## THE REQUEST
Transcribe all the entries word for word, but omit the images.

## AVAILABLE RECORDS
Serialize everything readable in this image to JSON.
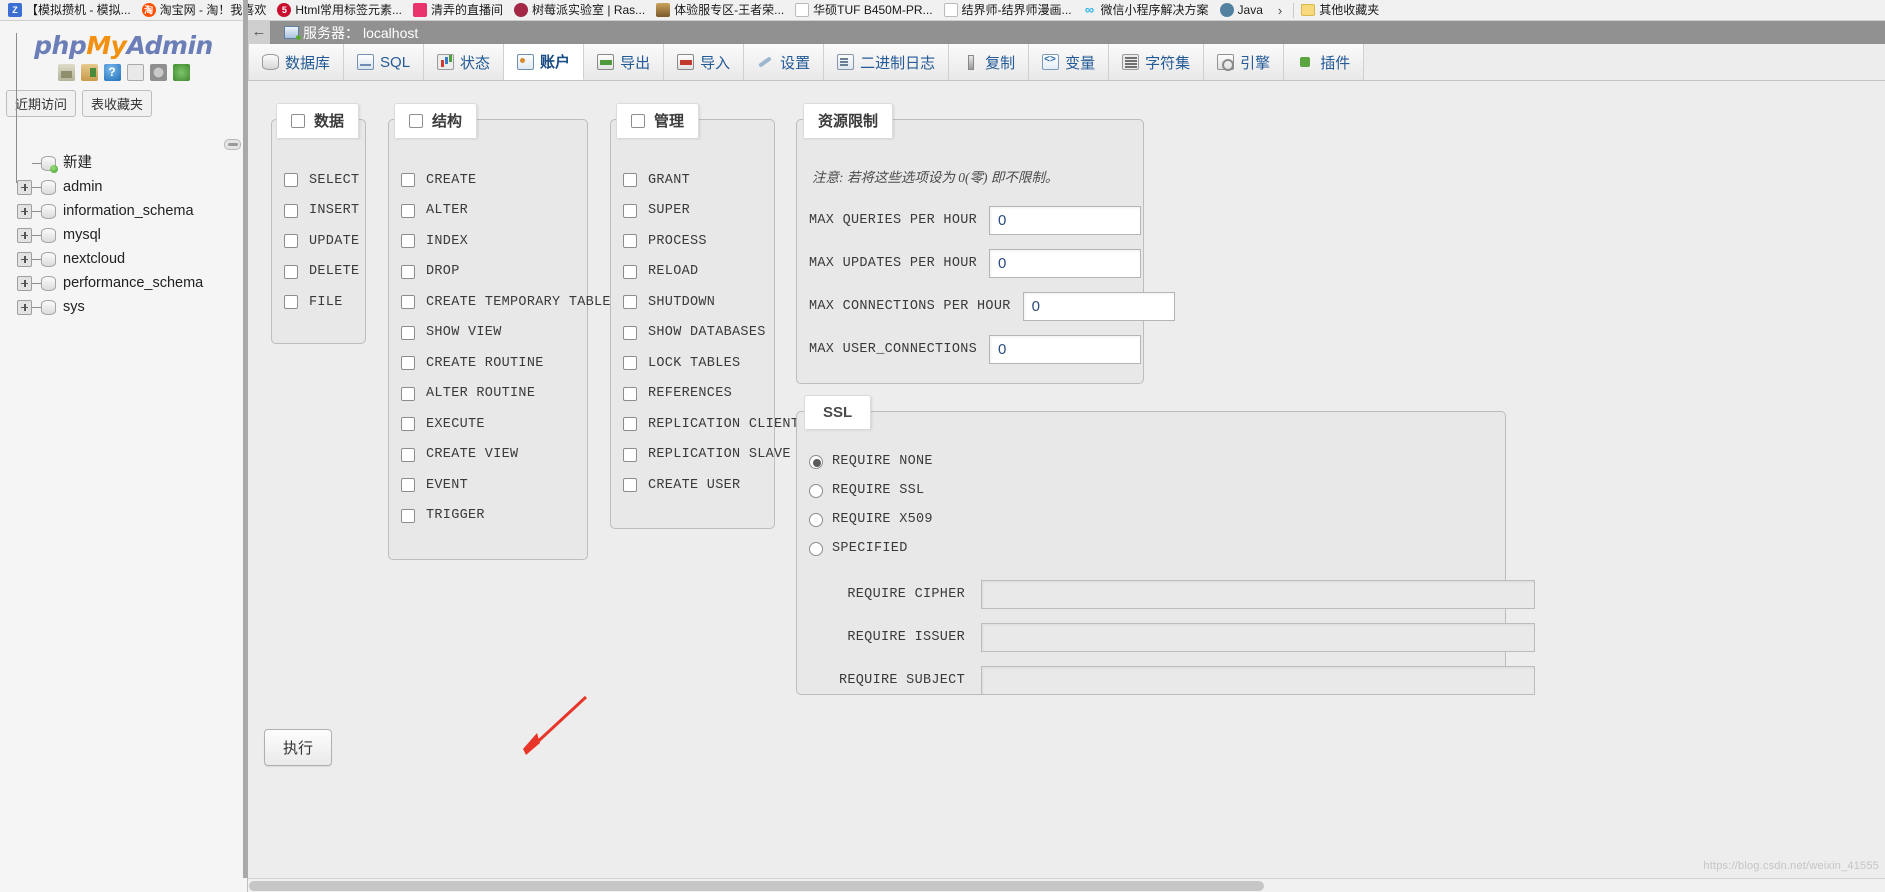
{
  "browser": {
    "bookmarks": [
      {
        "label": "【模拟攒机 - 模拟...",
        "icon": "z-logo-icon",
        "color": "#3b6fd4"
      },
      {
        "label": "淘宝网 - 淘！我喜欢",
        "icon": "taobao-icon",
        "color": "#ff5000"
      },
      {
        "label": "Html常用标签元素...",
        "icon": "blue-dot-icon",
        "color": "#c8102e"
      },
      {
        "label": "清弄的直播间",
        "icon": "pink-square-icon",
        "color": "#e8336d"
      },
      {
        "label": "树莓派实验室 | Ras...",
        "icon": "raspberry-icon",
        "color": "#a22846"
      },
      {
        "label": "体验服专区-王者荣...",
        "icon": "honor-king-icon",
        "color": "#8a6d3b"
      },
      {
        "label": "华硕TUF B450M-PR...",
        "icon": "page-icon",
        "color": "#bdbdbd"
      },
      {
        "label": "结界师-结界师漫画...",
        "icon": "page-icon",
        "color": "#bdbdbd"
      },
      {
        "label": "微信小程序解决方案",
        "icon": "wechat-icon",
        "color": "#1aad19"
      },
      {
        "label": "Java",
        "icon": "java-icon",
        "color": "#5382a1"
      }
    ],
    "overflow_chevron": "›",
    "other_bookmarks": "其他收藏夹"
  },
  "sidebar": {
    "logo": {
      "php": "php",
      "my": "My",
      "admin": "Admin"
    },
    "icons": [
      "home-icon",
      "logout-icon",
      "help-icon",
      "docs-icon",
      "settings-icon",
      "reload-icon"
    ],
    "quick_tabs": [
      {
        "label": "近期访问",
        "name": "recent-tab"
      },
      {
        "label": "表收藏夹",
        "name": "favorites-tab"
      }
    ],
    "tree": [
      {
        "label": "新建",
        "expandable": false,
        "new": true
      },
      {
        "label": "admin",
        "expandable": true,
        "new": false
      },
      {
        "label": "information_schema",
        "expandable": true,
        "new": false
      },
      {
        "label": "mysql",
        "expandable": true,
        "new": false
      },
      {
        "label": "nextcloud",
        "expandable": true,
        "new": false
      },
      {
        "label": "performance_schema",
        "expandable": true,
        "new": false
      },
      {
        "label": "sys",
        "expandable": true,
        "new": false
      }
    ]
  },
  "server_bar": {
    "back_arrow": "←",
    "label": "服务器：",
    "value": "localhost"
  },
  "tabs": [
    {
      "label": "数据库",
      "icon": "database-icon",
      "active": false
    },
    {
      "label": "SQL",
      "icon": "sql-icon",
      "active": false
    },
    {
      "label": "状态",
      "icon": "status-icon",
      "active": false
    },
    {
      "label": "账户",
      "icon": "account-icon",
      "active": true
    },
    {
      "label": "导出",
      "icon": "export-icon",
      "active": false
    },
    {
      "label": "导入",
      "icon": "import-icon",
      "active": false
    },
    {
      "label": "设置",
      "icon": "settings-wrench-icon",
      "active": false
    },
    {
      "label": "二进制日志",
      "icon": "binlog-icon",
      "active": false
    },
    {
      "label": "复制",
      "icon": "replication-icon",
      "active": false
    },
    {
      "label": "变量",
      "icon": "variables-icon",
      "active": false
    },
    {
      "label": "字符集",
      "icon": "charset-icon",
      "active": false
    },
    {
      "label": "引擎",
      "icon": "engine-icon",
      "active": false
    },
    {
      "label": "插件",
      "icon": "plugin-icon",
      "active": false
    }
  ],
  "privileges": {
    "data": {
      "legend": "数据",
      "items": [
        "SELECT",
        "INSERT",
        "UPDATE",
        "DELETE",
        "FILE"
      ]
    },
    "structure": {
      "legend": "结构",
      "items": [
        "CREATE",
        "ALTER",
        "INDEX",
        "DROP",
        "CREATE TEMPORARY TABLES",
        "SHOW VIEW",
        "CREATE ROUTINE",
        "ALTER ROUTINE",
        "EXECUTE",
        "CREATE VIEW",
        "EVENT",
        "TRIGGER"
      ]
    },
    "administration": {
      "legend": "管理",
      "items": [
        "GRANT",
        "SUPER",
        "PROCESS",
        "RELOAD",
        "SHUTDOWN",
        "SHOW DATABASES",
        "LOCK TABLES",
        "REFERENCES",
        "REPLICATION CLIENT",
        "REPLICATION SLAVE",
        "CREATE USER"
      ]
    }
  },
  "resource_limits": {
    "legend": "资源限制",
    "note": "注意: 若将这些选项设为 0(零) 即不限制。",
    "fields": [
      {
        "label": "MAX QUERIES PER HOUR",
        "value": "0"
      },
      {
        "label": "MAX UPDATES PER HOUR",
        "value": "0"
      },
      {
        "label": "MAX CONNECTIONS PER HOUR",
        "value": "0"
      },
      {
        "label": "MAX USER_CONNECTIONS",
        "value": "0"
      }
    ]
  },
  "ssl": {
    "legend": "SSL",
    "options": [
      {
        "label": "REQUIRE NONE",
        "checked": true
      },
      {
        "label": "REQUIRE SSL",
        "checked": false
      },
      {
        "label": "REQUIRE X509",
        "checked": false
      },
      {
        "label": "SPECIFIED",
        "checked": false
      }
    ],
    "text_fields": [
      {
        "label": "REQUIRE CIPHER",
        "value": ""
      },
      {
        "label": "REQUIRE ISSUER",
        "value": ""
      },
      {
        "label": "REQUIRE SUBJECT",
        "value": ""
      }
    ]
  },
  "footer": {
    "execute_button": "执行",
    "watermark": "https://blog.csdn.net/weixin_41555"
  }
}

## FINISHED TASK
Serialize everything readable in this image to JSON.
{
  "browser": {
    "bookmarks": [
      {
        "label": "【模拟攒机 - 模拟...",
        "icon": "z-logo-icon",
        "color": "#3b6fd4"
      },
      {
        "label": "淘宝网 - 淘！我喜欢",
        "icon": "taobao-icon",
        "color": "#ff5000"
      },
      {
        "label": "Html常用标签元素...",
        "icon": "blue-dot-icon",
        "color": "#c8102e"
      },
      {
        "label": "清弄的直播间",
        "icon": "pink-square-icon",
        "color": "#e8336d"
      },
      {
        "label": "树莓派实验室 | Ras...",
        "icon": "raspberry-icon",
        "color": "#a22846"
      },
      {
        "label": "体验服专区-王者荣...",
        "icon": "honor-king-icon",
        "color": "#8a6d3b"
      },
      {
        "label": "华硕TUF B450M-PR...",
        "icon": "page-icon",
        "color": "#bdbdbd"
      },
      {
        "label": "结界师-结界师漫画...",
        "icon": "page-icon",
        "color": "#bdbdbd"
      },
      {
        "label": "微信小程序解决方案",
        "icon": "wechat-icon",
        "color": "#1aad19"
      },
      {
        "label": "Java",
        "icon": "java-icon",
        "color": "#5382a1"
      }
    ],
    "overflow_chevron": "›",
    "other_bookmarks": "其他收藏夹"
  },
  "sidebar": {
    "logo": {
      "php": "php",
      "my": "My",
      "admin": "Admin"
    },
    "icons": [
      "home-icon",
      "logout-icon",
      "help-icon",
      "docs-icon",
      "settings-icon",
      "reload-icon"
    ],
    "quick_tabs": [
      {
        "label": "近期访问",
        "name": "recent-tab"
      },
      {
        "label": "表收藏夹",
        "name": "favorites-tab"
      }
    ],
    "tree": [
      {
        "label": "新建",
        "expandable": false,
        "new": true
      },
      {
        "label": "admin",
        "expandable": true,
        "new": false
      },
      {
        "label": "information_schema",
        "expandable": true,
        "new": false
      },
      {
        "label": "mysql",
        "expandable": true,
        "new": false
      },
      {
        "label": "nextcloud",
        "expandable": true,
        "new": false
      },
      {
        "label": "performance_schema",
        "expandable": true,
        "new": false
      },
      {
        "label": "sys",
        "expandable": true,
        "new": false
      }
    ]
  },
  "server_bar": {
    "back_arrow": "←",
    "label": "服务器：",
    "value": "localhost"
  },
  "tabs": [
    {
      "label": "数据库",
      "icon": "database-icon",
      "active": false
    },
    {
      "label": "SQL",
      "icon": "sql-icon",
      "active": false
    },
    {
      "label": "状态",
      "icon": "status-icon",
      "active": false
    },
    {
      "label": "账户",
      "icon": "account-icon",
      "active": true
    },
    {
      "label": "导出",
      "icon": "export-icon",
      "active": false
    },
    {
      "label": "导入",
      "icon": "import-icon",
      "active": false
    },
    {
      "label": "设置",
      "icon": "settings-wrench-icon",
      "active": false
    },
    {
      "label": "二进制日志",
      "icon": "binlog-icon",
      "active": false
    },
    {
      "label": "复制",
      "icon": "replication-icon",
      "active": false
    },
    {
      "label": "变量",
      "icon": "variables-icon",
      "active": false
    },
    {
      "label": "字符集",
      "icon": "charset-icon",
      "active": false
    },
    {
      "label": "引擎",
      "icon": "engine-icon",
      "active": false
    },
    {
      "label": "插件",
      "icon": "plugin-icon",
      "active": false
    }
  ],
  "privileges": {
    "data": {
      "legend": "数据",
      "items": [
        "SELECT",
        "INSERT",
        "UPDATE",
        "DELETE",
        "FILE"
      ]
    },
    "structure": {
      "legend": "结构",
      "items": [
        "CREATE",
        "ALTER",
        "INDEX",
        "DROP",
        "CREATE TEMPORARY TABLES",
        "SHOW VIEW",
        "CREATE ROUTINE",
        "ALTER ROUTINE",
        "EXECUTE",
        "CREATE VIEW",
        "EVENT",
        "TRIGGER"
      ]
    },
    "administration": {
      "legend": "管理",
      "items": [
        "GRANT",
        "SUPER",
        "PROCESS",
        "RELOAD",
        "SHUTDOWN",
        "SHOW DATABASES",
        "LOCK TABLES",
        "REFERENCES",
        "REPLICATION CLIENT",
        "REPLICATION SLAVE",
        "CREATE USER"
      ]
    }
  },
  "resource_limits": {
    "legend": "资源限制",
    "note": "注意: 若将这些选项设为 0(零) 即不限制。",
    "fields": [
      {
        "label": "MAX QUERIES PER HOUR",
        "value": "0"
      },
      {
        "label": "MAX UPDATES PER HOUR",
        "value": "0"
      },
      {
        "label": "MAX CONNECTIONS PER HOUR",
        "value": "0"
      },
      {
        "label": "MAX USER_CONNECTIONS",
        "value": "0"
      }
    ]
  },
  "ssl": {
    "legend": "SSL",
    "options": [
      {
        "label": "REQUIRE NONE",
        "checked": true
      },
      {
        "label": "REQUIRE SSL",
        "checked": false
      },
      {
        "label": "REQUIRE X509",
        "checked": false
      },
      {
        "label": "SPECIFIED",
        "checked": false
      }
    ],
    "text_fields": [
      {
        "label": "REQUIRE CIPHER",
        "value": ""
      },
      {
        "label": "REQUIRE ISSUER",
        "value": ""
      },
      {
        "label": "REQUIRE SUBJECT",
        "value": ""
      }
    ]
  },
  "footer": {
    "execute_button": "执行",
    "watermark": "https://blog.csdn.net/weixin_41555"
  }
}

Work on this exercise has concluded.